:: MATERIAL PROVIDED

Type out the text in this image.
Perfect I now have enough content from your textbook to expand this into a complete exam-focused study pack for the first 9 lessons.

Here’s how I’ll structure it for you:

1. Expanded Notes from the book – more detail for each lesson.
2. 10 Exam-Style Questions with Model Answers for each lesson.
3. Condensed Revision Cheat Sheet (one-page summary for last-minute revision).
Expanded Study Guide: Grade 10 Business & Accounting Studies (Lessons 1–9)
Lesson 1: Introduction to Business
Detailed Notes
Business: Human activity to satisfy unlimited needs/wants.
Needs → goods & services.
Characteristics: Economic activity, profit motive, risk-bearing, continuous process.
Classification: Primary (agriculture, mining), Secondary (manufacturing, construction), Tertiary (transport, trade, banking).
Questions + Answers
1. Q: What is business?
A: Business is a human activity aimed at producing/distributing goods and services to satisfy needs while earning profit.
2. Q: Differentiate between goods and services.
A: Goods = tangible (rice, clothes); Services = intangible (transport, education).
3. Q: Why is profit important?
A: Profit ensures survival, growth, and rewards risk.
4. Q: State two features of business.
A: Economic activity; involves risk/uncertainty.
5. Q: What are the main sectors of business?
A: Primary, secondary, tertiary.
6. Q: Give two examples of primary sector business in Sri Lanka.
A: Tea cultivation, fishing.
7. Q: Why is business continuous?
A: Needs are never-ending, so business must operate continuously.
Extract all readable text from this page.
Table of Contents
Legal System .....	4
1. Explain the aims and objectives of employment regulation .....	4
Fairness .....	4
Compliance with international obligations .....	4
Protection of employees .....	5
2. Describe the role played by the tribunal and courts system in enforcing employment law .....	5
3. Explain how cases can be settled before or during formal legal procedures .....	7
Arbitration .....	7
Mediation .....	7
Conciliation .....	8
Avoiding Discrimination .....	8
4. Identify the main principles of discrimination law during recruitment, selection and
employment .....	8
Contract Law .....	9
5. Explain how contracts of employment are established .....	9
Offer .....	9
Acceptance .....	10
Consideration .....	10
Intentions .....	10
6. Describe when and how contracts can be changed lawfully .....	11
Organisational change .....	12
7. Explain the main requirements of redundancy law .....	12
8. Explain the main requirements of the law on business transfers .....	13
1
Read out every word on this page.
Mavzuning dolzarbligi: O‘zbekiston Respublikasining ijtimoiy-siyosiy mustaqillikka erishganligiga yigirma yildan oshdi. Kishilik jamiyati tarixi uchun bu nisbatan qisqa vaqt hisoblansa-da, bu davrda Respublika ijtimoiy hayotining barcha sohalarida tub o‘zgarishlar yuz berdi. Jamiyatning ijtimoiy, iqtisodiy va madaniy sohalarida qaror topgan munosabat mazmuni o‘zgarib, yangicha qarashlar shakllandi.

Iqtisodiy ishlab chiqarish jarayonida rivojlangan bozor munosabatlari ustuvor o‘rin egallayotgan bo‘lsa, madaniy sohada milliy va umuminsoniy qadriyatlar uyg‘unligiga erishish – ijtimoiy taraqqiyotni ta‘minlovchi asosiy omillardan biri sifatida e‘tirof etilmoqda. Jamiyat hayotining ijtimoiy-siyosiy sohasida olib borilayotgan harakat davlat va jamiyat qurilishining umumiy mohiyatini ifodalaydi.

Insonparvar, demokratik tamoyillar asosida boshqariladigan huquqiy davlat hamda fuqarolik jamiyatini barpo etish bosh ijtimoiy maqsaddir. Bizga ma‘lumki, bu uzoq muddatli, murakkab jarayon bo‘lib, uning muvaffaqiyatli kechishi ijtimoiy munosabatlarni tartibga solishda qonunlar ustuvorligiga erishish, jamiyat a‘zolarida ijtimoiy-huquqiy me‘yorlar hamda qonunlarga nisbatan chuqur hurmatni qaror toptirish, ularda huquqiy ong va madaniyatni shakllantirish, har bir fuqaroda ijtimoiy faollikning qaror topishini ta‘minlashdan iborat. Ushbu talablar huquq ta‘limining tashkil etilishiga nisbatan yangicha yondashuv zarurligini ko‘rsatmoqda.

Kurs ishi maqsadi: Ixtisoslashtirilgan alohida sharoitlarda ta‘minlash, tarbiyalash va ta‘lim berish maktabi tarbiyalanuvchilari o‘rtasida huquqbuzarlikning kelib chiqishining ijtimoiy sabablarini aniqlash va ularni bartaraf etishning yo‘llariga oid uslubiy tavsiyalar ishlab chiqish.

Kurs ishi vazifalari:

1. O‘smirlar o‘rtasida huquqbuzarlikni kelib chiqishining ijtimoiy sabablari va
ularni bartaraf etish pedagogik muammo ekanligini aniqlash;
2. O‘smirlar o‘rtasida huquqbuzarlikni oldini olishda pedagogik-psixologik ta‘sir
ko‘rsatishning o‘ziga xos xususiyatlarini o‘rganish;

::::

> [WORK INSTRUCTIONS]: From the listing above, copy every line that includes the word "Questions".

> [OUTPUT OF THE TASK]:
2. 10 Exam-Style Questions with Model Answers for each lesson.
Questions + Answers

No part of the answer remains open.